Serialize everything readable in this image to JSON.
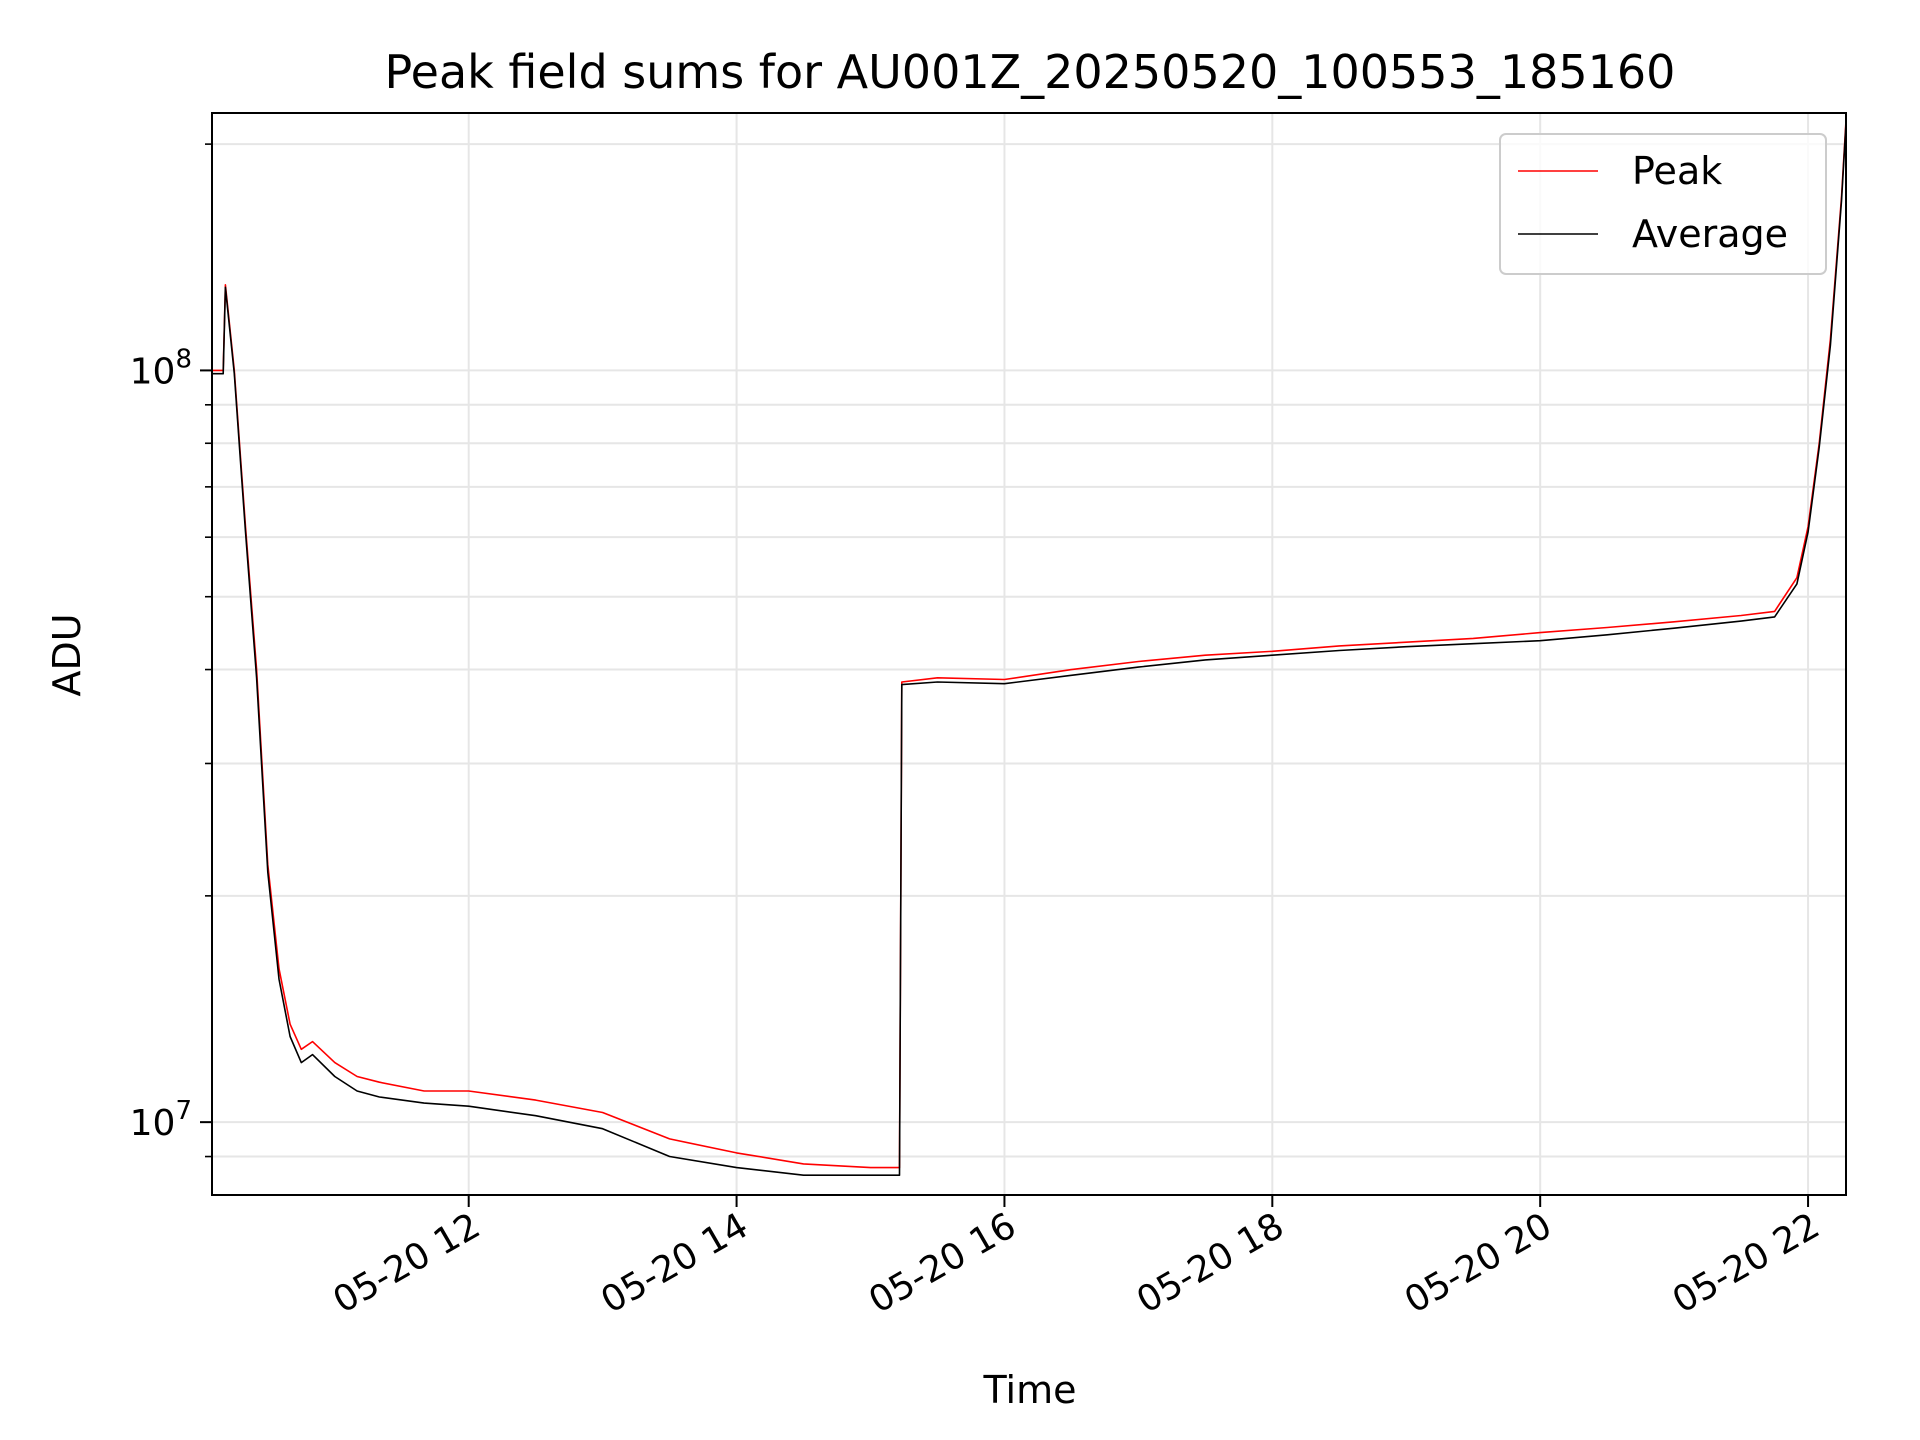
{
  "chart_data": {
    "type": "line",
    "title": "Peak field sums for AU001Z_20250520_100553_185160",
    "xlabel": "Time",
    "ylabel": "ADU",
    "yscale": "log",
    "ylim": [
      8000000,
      220000000
    ],
    "xlim": [
      "2025-05-20 10:05",
      "2025-05-20 22:17"
    ],
    "grid": true,
    "legend_position": "top-right",
    "x_ticks": [
      {
        "value": "2025-05-20 12:00",
        "label": "05-20 12"
      },
      {
        "value": "2025-05-20 14:00",
        "label": "05-20 14"
      },
      {
        "value": "2025-05-20 16:00",
        "label": "05-20 16"
      },
      {
        "value": "2025-05-20 18:00",
        "label": "05-20 18"
      },
      {
        "value": "2025-05-20 20:00",
        "label": "05-20 20"
      },
      {
        "value": "2025-05-20 22:00",
        "label": "05-20 22"
      }
    ],
    "y_ticks": [
      {
        "value": 10000000,
        "base": "10",
        "exp": "7"
      },
      {
        "value": 100000000,
        "base": "10",
        "exp": "8"
      }
    ],
    "y_minor_ticks": [
      9000000,
      20000000,
      30000000,
      40000000,
      50000000,
      60000000,
      70000000,
      80000000,
      90000000,
      200000000
    ],
    "series": [
      {
        "name": "Peak",
        "color": "#ff0000",
        "x": [
          "2025-05-20 10:05",
          "2025-05-20 10:10",
          "2025-05-20 10:11",
          "2025-05-20 10:15",
          "2025-05-20 10:18",
          "2025-05-20 10:20",
          "2025-05-20 10:25",
          "2025-05-20 10:30",
          "2025-05-20 10:35",
          "2025-05-20 10:40",
          "2025-05-20 10:45",
          "2025-05-20 10:50",
          "2025-05-20 11:00",
          "2025-05-20 11:10",
          "2025-05-20 11:20",
          "2025-05-20 11:40",
          "2025-05-20 12:00",
          "2025-05-20 12:30",
          "2025-05-20 13:00",
          "2025-05-20 13:30",
          "2025-05-20 14:00",
          "2025-05-20 14:30",
          "2025-05-20 15:00",
          "2025-05-20 15:13",
          "2025-05-20 15:14",
          "2025-05-20 15:30",
          "2025-05-20 16:00",
          "2025-05-20 16:30",
          "2025-05-20 17:00",
          "2025-05-20 17:30",
          "2025-05-20 18:00",
          "2025-05-20 18:30",
          "2025-05-20 19:00",
          "2025-05-20 19:30",
          "2025-05-20 20:00",
          "2025-05-20 20:30",
          "2025-05-20 21:00",
          "2025-05-20 21:30",
          "2025-05-20 21:45",
          "2025-05-20 21:55",
          "2025-05-20 22:00",
          "2025-05-20 22:05",
          "2025-05-20 22:10",
          "2025-05-20 22:15",
          "2025-05-20 22:17"
        ],
        "values": [
          100000000,
          100000000,
          130000000,
          100000000,
          75000000,
          62000000,
          40000000,
          22000000,
          16000000,
          13500000,
          12500000,
          12800000,
          12000000,
          11500000,
          11300000,
          11000000,
          11000000,
          10700000,
          10300000,
          9500000,
          9100000,
          8800000,
          8700000,
          8700000,
          38500000,
          39000000,
          38800000,
          40000000,
          41000000,
          41800000,
          42300000,
          43000000,
          43500000,
          44000000,
          44800000,
          45500000,
          46300000,
          47200000,
          47800000,
          53000000,
          62000000,
          80000000,
          110000000,
          170000000,
          215000000
        ]
      },
      {
        "name": "Average",
        "color": "#000000",
        "x": [
          "2025-05-20 10:05",
          "2025-05-20 10:10",
          "2025-05-20 10:11",
          "2025-05-20 10:15",
          "2025-05-20 10:18",
          "2025-05-20 10:20",
          "2025-05-20 10:25",
          "2025-05-20 10:30",
          "2025-05-20 10:35",
          "2025-05-20 10:40",
          "2025-05-20 10:45",
          "2025-05-20 10:50",
          "2025-05-20 11:00",
          "2025-05-20 11:10",
          "2025-05-20 11:20",
          "2025-05-20 11:40",
          "2025-05-20 12:00",
          "2025-05-20 12:30",
          "2025-05-20 13:00",
          "2025-05-20 13:30",
          "2025-05-20 14:00",
          "2025-05-20 14:30",
          "2025-05-20 15:00",
          "2025-05-20 15:13",
          "2025-05-20 15:14",
          "2025-05-20 15:30",
          "2025-05-20 16:00",
          "2025-05-20 16:30",
          "2025-05-20 17:00",
          "2025-05-20 17:30",
          "2025-05-20 18:00",
          "2025-05-20 18:30",
          "2025-05-20 19:00",
          "2025-05-20 19:30",
          "2025-05-20 20:00",
          "2025-05-20 20:30",
          "2025-05-20 21:00",
          "2025-05-20 21:30",
          "2025-05-20 21:45",
          "2025-05-20 21:55",
          "2025-05-20 22:00",
          "2025-05-20 22:05",
          "2025-05-20 22:10",
          "2025-05-20 22:15",
          "2025-05-20 22:17"
        ],
        "values": [
          99000000,
          99000000,
          129000000,
          99000000,
          74000000,
          61000000,
          39000000,
          21500000,
          15500000,
          13000000,
          12000000,
          12300000,
          11500000,
          11000000,
          10800000,
          10600000,
          10500000,
          10200000,
          9800000,
          9000000,
          8700000,
          8500000,
          8500000,
          8500000,
          38200000,
          38500000,
          38300000,
          39300000,
          40300000,
          41200000,
          41800000,
          42400000,
          42900000,
          43300000,
          43700000,
          44500000,
          45400000,
          46400000,
          47000000,
          52000000,
          61000000,
          79000000,
          108000000,
          168000000,
          213000000
        ]
      }
    ]
  }
}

:: Work to be completed ::
Reproduce the whole listing exactly, but not the images in it.

:: Written response ::
Serialize everything readable in this image to JSON.
{
  "chart_data": {
    "type": "line",
    "title": "Peak field sums for AU001Z_20250520_100553_185160",
    "xlabel": "Time",
    "ylabel": "ADU",
    "yscale": "log",
    "ylim": [
      8000000,
      220000000
    ],
    "xlim": [
      "2025-05-20 10:05",
      "2025-05-20 22:17"
    ],
    "grid": true,
    "legend_position": "top-right",
    "x_ticks": [
      {
        "value": "2025-05-20 12:00",
        "label": "05-20 12"
      },
      {
        "value": "2025-05-20 14:00",
        "label": "05-20 14"
      },
      {
        "value": "2025-05-20 16:00",
        "label": "05-20 16"
      },
      {
        "value": "2025-05-20 18:00",
        "label": "05-20 18"
      },
      {
        "value": "2025-05-20 20:00",
        "label": "05-20 20"
      },
      {
        "value": "2025-05-20 22:00",
        "label": "05-20 22"
      }
    ],
    "y_ticks": [
      {
        "value": 10000000,
        "base": "10",
        "exp": "7"
      },
      {
        "value": 100000000,
        "base": "10",
        "exp": "8"
      }
    ],
    "y_minor_ticks": [
      9000000,
      20000000,
      30000000,
      40000000,
      50000000,
      60000000,
      70000000,
      80000000,
      90000000,
      200000000
    ],
    "series": [
      {
        "name": "Peak",
        "color": "#ff0000",
        "x": [
          "2025-05-20 10:05",
          "2025-05-20 10:10",
          "2025-05-20 10:11",
          "2025-05-20 10:15",
          "2025-05-20 10:18",
          "2025-05-20 10:20",
          "2025-05-20 10:25",
          "2025-05-20 10:30",
          "2025-05-20 10:35",
          "2025-05-20 10:40",
          "2025-05-20 10:45",
          "2025-05-20 10:50",
          "2025-05-20 11:00",
          "2025-05-20 11:10",
          "2025-05-20 11:20",
          "2025-05-20 11:40",
          "2025-05-20 12:00",
          "2025-05-20 12:30",
          "2025-05-20 13:00",
          "2025-05-20 13:30",
          "2025-05-20 14:00",
          "2025-05-20 14:30",
          "2025-05-20 15:00",
          "2025-05-20 15:13",
          "2025-05-20 15:14",
          "2025-05-20 15:30",
          "2025-05-20 16:00",
          "2025-05-20 16:30",
          "2025-05-20 17:00",
          "2025-05-20 17:30",
          "2025-05-20 18:00",
          "2025-05-20 18:30",
          "2025-05-20 19:00",
          "2025-05-20 19:30",
          "2025-05-20 20:00",
          "2025-05-20 20:30",
          "2025-05-20 21:00",
          "2025-05-20 21:30",
          "2025-05-20 21:45",
          "2025-05-20 21:55",
          "2025-05-20 22:00",
          "2025-05-20 22:05",
          "2025-05-20 22:10",
          "2025-05-20 22:15",
          "2025-05-20 22:17"
        ],
        "values": [
          100000000,
          100000000,
          130000000,
          100000000,
          75000000,
          62000000,
          40000000,
          22000000,
          16000000,
          13500000,
          12500000,
          12800000,
          12000000,
          11500000,
          11300000,
          11000000,
          11000000,
          10700000,
          10300000,
          9500000,
          9100000,
          8800000,
          8700000,
          8700000,
          38500000,
          39000000,
          38800000,
          40000000,
          41000000,
          41800000,
          42300000,
          43000000,
          43500000,
          44000000,
          44800000,
          45500000,
          46300000,
          47200000,
          47800000,
          53000000,
          62000000,
          80000000,
          110000000,
          170000000,
          215000000
        ]
      },
      {
        "name": "Average",
        "color": "#000000",
        "x": [
          "2025-05-20 10:05",
          "2025-05-20 10:10",
          "2025-05-20 10:11",
          "2025-05-20 10:15",
          "2025-05-20 10:18",
          "2025-05-20 10:20",
          "2025-05-20 10:25",
          "2025-05-20 10:30",
          "2025-05-20 10:35",
          "2025-05-20 10:40",
          "2025-05-20 10:45",
          "2025-05-20 10:50",
          "2025-05-20 11:00",
          "2025-05-20 11:10",
          "2025-05-20 11:20",
          "2025-05-20 11:40",
          "2025-05-20 12:00",
          "2025-05-20 12:30",
          "2025-05-20 13:00",
          "2025-05-20 13:30",
          "2025-05-20 14:00",
          "2025-05-20 14:30",
          "2025-05-20 15:00",
          "2025-05-20 15:13",
          "2025-05-20 15:14",
          "2025-05-20 15:30",
          "2025-05-20 16:00",
          "2025-05-20 16:30",
          "2025-05-20 17:00",
          "2025-05-20 17:30",
          "2025-05-20 18:00",
          "2025-05-20 18:30",
          "2025-05-20 19:00",
          "2025-05-20 19:30",
          "2025-05-20 20:00",
          "2025-05-20 20:30",
          "2025-05-20 21:00",
          "2025-05-20 21:30",
          "2025-05-20 21:45",
          "2025-05-20 21:55",
          "2025-05-20 22:00",
          "2025-05-20 22:05",
          "2025-05-20 22:10",
          "2025-05-20 22:15",
          "2025-05-20 22:17"
        ],
        "values": [
          99000000,
          99000000,
          129000000,
          99000000,
          74000000,
          61000000,
          39000000,
          21500000,
          15500000,
          13000000,
          12000000,
          12300000,
          11500000,
          11000000,
          10800000,
          10600000,
          10500000,
          10200000,
          9800000,
          9000000,
          8700000,
          8500000,
          8500000,
          8500000,
          38200000,
          38500000,
          38300000,
          39300000,
          40300000,
          41200000,
          41800000,
          42400000,
          42900000,
          43300000,
          43700000,
          44500000,
          45400000,
          46400000,
          47000000,
          52000000,
          61000000,
          79000000,
          108000000,
          168000000,
          213000000
        ]
      }
    ]
  }
}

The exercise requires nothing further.